» Teks Sumber:
........

{Kisah Sebuah Karambol (tanpa hiks-hiks)……}
Pagi-pagi buta, saya dan beberapa teman baru datang dari menonton pertandingan sepak bola di salah satu rumah kawan kami, tiba-tiba dikejutkan dengan raibnya sebuah benda berharga yang selama beberapa hari terakhir selalu menemani kami menghabiskan waktu menunggu detik-edit ujian kelulusan. Zen dengan tergopoh berujar bahwa benda kesayangan—karambol—kami ini telah diamankan (baca, dirampas) oleh salah satu ustad kami. “tadi dipakai main anak-anak kelas dua temannya wahib, terus ketahuan sama ustadz Kholik”, kabarnya singkat. Kontan membuat kami kaget bukan main. Sebuah benda ajaib yang telah menemani kejenuhan kami selama berahari-hari menjelang Final (ujian Nasional) ternyata bernasib sampai disini saja.
***
Terakhir kali bermain karambol saya lakukan pas kelas enam sekola dasar. waktu itu saya benar-benar kranjingan untuk memainkan benda-benda bulat-pipih itu di atas sebuah papan kayu bertabur tepung terigu itu. Hampir tiap hari sehabis duhur saya mesti menyisihkan waktu untuk berbondong datang ke rumah teman—si mpu karambol, dan sesegara mungkin mengambil posisi yang pas dan menunjuk lawan untuk bertanding satu lawan satu.
Setahuku, karambol ini merupakan karambol ketiga yang saya temui di desaku. Satu di rumahnya pak Najik, kedua di rumah Kaji Anshor, dan ini yang ketiga, di rumah salah satu teman karibku. Karambol ini dibuat sendiri oleh bapaknya, kebetulan saya juga ikut serta menyumbang tenaga dan waktu dalam proses pembuatan. Sesekali saya mengamplas permukaan-permukaan yang masih kasar. Kemudian menjemurnya, dan diamplas lagi. Proses ini dilakukan berulang-ulang sampai permukaan papan karambol itu benar-benar halus, dan siap dimainkan.

........

» Cuplikan Data:
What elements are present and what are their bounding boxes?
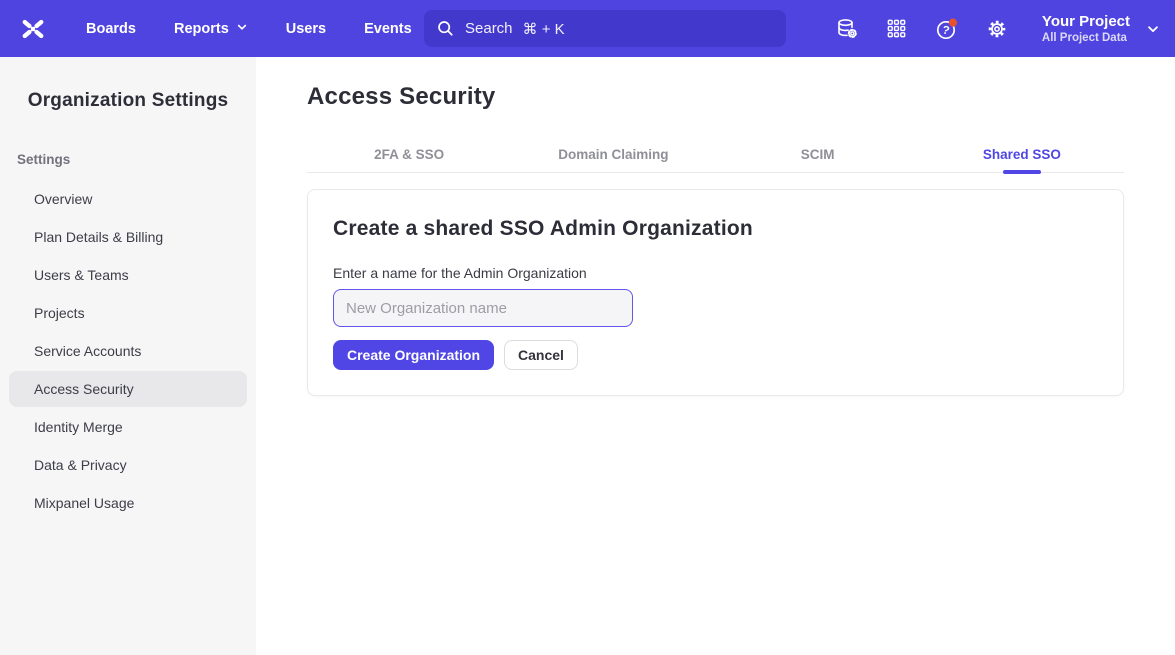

........

» Bagian Latihan:
A – Salin ulang kisah tentang karambol itu persis kata demi kata, mulai dari "Setahuku, karambol ini" terus ke bawah sampai "dan siap dimainkan.".
B – Bisakah Anda meneruskan kisah tentang karambol itu, dimulai tepat setelah kalimat terakhirnya?

» Daftar Jawaban:
A –
Setahuku, karambol ini merupakan karambol ketiga yang saya temui di desaku. Satu di rumahnya pak Najik, kedua di rumah Kaji Anshor, dan ini yang ketiga, di rumah salah satu teman karibku. Karambol ini dibuat sendiri oleh bapaknya, kebetulan saya juga ikut serta menyumbang tenaga dan waktu dalam proses pembuatan. Sesekali saya mengamplas permukaan-permukaan yang masih kasar. Kemudian menjemurnya, dan diamplas lagi. Proses ini dilakukan berulang-ulang sampai permukaan papan karambol itu benar-benar halus, dan siap dimainkan.

B –
Meskipun masih sangat amatir, tetap saja itu tidak menyurutkan gairahku dalam menikmati permainan ini. Satu, dua sentilan selalu mempunyai seni tersendiri. Jari-jemari memeragakan bagaimana menembak yang baik. Tidak hanya sebatas itu saja, otak juga dituntut lihai untuk mengatur trik-trik permainan. Terkesan sangat elegan.
Kenikmatan bermain karambol terhenti ketika saya memutuskan untuk merantau menuntut ilmu di sebuah pesantren, di kecamatan sebelah. Rasa kangen tentunya muncul tiap saat, tapi apa lacur, kondisi pesantren tidak memungkinkan untuk saya merasakan nikmatnya bermain karambol (lagi). Karambol bersama-sama permainan lainnya dianggap barang haram—mamnu’ istilah pesantren, karena akan menghambat kegiatan belajar-mengajar di pesantren. Lama-kelamaan kondisi ini sedikit demi sedikit menghilangkan memori saya tentang karambol, bahkan sampai pada titik yang paling ujung, tidak pernah terbesit keinginan lagi untuk memainkan permainan ini.
Sampai pada suatu saat, teman sejawatku mempunyai ide untuk membuat karambol. Kontan ini memunculkan kembali memori kolektifku tentang permainan satu ini, dan serta merta mengusikku untuk kembali menjadi manusia-manusia Asia seutuhnya. Manusia yang suka bermain-main alias homo lodens, dalam artian bahwa kebutuhan akan hiburan dan pesta menjadi pilihan utama (Antony Reid).
Adalah Nasik—nama sebenarnya—yang pertama kali mempunyai ide untuk menghadirkan karambol sebagai alat pembuang rasa jenuh selama menunggu hari-hari penghabisan di pesantren. Nasik dengan jelinya berhasil melihat kebutuhan ini, yang mungkin saja sudah mengendap jenuh di otak kecil kami, manusia-manusia kelas tiga Madrasah Aliyah. Sebagai bocah yang sering memunculkan ide-ide kreatif, tentunya membuat kami menaruh rasa hormat yang berlebih kepada kawan kami ini. Sebuah penghormatan karena telah menghadirkan kepada kami Karambol.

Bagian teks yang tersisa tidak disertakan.